What you should do:
Set out each line from the following listing that includes the word "dmin".

Data to use:
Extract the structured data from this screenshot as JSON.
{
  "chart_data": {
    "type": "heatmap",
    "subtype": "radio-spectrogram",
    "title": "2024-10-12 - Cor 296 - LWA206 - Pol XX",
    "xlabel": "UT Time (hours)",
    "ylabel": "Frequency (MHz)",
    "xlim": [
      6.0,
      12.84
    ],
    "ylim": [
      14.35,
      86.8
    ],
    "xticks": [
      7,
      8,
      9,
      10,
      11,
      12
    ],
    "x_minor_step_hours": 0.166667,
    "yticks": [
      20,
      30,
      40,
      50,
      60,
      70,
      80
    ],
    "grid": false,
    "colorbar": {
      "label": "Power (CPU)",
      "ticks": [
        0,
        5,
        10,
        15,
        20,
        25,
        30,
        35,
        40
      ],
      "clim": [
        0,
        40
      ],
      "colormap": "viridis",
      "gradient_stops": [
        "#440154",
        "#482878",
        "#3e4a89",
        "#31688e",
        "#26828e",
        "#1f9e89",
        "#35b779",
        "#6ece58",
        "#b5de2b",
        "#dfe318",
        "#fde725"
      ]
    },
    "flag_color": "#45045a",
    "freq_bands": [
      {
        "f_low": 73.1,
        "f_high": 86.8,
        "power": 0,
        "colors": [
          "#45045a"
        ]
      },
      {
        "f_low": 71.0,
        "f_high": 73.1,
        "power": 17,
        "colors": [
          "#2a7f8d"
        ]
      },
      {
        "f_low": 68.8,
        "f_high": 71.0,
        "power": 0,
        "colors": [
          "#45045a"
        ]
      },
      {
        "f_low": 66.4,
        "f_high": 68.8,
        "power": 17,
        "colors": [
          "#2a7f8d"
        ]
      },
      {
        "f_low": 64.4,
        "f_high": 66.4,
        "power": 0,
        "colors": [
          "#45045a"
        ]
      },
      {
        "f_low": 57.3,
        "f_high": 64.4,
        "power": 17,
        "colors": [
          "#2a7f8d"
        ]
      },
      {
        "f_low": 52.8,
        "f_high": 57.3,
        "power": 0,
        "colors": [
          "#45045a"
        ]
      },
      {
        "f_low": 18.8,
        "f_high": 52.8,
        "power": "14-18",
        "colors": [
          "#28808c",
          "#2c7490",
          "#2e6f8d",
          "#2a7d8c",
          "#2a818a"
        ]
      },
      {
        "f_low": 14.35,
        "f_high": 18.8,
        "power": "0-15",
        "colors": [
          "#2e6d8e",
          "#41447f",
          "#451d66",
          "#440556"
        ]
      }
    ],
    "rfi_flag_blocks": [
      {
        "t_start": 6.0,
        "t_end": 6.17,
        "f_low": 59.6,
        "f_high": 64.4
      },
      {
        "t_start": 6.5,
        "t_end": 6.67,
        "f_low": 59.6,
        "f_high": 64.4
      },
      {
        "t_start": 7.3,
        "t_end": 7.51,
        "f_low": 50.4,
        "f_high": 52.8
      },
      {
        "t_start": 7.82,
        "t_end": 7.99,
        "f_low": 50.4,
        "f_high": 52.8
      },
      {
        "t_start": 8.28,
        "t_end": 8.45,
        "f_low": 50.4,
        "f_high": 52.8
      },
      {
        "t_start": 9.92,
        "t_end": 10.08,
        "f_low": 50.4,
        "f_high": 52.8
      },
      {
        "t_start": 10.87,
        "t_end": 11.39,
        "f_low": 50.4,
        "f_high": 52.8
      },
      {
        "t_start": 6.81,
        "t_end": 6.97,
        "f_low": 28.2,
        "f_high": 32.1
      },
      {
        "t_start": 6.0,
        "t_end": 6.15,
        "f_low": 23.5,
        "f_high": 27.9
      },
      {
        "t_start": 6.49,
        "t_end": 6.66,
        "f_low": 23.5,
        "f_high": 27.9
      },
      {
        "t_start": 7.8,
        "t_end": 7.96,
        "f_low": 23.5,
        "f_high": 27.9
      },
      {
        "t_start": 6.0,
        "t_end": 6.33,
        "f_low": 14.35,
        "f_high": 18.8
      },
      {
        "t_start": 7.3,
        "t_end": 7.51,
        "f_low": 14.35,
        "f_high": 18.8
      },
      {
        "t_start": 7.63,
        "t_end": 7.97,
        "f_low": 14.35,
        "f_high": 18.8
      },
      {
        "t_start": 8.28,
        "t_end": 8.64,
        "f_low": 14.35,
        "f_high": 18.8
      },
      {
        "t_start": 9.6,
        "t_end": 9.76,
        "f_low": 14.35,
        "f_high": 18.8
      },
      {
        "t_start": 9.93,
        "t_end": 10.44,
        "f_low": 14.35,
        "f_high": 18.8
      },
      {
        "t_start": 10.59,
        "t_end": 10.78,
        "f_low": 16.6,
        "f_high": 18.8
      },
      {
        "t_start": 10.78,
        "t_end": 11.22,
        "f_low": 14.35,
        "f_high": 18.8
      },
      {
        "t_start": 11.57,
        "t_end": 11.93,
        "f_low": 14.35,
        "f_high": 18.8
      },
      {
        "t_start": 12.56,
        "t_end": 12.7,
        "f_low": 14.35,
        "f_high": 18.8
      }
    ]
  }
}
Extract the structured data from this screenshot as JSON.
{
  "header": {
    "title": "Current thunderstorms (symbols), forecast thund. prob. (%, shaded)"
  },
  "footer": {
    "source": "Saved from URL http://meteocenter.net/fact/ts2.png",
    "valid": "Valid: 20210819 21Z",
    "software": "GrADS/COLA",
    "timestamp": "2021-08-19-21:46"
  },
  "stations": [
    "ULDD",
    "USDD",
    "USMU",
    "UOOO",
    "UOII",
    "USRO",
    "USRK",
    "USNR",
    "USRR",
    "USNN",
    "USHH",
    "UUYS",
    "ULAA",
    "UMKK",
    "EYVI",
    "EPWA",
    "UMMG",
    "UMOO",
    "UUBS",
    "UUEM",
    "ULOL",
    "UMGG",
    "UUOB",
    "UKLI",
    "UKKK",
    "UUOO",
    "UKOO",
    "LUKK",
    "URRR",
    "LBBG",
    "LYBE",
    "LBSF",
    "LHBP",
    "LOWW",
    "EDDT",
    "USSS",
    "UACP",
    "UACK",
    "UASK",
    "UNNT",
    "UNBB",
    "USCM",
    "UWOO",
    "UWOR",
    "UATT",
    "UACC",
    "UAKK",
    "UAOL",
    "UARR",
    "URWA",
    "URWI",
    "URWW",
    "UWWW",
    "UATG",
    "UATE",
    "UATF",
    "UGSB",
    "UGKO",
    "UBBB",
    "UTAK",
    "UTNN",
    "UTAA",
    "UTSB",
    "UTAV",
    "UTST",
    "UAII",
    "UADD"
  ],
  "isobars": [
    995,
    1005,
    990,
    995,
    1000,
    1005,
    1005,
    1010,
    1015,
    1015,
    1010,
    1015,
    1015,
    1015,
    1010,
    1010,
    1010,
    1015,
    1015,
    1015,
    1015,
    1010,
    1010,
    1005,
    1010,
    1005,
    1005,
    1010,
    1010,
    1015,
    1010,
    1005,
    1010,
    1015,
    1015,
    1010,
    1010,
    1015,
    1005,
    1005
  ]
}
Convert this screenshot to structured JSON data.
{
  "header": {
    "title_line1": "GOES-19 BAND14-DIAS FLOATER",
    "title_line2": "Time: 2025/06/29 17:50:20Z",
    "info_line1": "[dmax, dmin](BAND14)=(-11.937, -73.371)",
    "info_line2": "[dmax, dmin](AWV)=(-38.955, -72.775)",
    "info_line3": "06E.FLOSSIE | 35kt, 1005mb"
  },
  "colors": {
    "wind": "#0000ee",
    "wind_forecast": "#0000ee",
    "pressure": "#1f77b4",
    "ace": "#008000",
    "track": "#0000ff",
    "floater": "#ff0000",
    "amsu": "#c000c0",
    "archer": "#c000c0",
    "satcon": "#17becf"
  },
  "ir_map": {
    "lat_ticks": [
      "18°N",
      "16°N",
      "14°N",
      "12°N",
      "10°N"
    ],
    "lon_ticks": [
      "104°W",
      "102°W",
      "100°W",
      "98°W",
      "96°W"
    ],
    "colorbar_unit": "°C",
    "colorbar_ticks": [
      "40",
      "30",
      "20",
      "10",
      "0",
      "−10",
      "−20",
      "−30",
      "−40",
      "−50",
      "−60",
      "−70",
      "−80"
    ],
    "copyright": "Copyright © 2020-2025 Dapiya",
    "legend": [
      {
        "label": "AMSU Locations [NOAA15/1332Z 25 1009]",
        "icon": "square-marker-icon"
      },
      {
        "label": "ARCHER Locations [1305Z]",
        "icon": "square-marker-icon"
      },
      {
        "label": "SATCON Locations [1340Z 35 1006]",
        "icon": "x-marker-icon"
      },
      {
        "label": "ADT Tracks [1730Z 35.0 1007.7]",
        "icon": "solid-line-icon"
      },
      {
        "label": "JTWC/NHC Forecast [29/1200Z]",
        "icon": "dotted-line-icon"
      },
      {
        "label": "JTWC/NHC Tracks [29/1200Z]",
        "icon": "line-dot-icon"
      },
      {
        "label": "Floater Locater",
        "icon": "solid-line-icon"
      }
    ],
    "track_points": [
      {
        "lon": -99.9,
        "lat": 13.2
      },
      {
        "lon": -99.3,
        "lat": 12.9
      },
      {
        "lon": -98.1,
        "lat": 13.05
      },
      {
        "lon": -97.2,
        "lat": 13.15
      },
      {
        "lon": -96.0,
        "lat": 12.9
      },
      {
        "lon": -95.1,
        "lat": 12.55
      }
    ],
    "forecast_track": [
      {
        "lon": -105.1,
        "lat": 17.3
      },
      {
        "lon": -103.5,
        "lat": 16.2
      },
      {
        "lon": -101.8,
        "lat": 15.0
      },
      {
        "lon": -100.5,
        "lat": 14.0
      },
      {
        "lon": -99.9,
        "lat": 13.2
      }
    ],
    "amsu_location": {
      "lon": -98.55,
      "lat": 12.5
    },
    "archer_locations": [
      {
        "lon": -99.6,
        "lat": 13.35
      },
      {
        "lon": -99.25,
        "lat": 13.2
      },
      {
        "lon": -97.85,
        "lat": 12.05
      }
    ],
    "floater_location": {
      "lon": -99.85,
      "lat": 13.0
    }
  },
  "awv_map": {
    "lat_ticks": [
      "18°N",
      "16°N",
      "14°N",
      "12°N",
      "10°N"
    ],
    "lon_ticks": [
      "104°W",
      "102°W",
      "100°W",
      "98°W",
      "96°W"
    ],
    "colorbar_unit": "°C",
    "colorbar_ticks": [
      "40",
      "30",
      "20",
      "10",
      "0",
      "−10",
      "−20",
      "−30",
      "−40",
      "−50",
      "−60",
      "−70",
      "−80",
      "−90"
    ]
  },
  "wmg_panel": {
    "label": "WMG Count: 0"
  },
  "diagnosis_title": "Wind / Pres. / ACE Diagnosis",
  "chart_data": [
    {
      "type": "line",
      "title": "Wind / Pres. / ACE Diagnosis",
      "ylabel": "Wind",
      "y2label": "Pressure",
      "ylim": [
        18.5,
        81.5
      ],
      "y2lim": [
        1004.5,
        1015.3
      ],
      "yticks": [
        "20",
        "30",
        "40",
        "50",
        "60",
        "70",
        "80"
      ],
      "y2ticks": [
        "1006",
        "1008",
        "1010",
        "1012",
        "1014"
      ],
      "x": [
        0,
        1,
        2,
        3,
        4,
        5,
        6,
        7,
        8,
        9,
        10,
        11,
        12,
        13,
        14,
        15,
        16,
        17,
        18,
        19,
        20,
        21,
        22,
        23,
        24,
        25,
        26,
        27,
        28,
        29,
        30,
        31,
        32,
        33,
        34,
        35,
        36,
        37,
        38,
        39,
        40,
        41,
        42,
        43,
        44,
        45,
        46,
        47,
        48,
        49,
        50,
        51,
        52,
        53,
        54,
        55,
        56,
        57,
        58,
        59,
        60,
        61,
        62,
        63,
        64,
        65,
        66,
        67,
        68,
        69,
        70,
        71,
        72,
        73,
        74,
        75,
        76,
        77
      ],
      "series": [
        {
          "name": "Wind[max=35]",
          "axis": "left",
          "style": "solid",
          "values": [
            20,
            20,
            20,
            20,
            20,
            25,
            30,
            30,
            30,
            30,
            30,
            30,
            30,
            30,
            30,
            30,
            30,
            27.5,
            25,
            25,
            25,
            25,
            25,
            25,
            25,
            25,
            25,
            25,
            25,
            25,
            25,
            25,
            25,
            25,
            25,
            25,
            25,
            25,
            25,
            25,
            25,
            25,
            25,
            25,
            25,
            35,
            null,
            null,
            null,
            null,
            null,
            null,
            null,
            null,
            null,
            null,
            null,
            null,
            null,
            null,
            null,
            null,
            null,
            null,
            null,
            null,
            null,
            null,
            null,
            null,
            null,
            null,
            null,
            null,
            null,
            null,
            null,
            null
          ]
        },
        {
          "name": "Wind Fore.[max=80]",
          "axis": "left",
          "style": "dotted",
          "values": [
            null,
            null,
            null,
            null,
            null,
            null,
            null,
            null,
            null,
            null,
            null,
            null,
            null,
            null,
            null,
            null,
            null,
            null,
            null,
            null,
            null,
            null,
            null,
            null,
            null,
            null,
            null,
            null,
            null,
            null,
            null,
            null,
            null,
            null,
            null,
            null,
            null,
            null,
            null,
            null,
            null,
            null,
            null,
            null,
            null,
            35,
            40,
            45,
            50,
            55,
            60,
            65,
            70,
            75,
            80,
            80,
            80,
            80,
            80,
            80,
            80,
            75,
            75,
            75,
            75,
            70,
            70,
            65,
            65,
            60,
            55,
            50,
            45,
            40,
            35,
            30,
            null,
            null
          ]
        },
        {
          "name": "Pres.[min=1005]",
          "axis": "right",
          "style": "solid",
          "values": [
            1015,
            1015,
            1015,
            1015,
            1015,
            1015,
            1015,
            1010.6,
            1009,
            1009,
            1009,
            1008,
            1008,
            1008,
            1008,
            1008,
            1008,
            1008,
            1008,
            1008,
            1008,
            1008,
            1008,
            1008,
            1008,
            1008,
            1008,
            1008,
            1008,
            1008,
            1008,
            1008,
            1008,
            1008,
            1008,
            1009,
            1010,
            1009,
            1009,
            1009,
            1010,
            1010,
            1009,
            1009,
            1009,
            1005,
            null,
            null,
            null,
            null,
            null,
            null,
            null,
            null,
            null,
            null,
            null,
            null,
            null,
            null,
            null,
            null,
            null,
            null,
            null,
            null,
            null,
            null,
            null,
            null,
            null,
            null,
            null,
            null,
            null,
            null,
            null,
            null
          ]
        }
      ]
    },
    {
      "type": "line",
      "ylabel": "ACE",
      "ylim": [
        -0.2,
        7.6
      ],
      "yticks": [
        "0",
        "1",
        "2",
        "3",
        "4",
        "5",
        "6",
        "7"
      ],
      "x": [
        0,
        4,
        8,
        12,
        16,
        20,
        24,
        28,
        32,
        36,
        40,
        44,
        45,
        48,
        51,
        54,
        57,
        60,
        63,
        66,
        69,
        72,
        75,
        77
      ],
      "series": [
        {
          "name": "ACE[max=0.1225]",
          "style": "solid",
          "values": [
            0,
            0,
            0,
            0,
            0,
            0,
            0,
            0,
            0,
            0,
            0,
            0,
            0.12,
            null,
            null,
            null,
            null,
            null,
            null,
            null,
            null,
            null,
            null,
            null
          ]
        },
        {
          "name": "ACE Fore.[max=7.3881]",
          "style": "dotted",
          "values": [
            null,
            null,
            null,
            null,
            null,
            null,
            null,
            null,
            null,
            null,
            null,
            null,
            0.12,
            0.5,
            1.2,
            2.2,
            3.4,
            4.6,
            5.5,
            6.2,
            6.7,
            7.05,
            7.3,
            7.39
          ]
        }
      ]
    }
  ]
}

Reply to the task:
    "info_line1": "[dmax, dmin](BAND14)=(-11.937, -73.371)",
    "info_line2": "[dmax, dmin](AWV)=(-38.955, -72.775)",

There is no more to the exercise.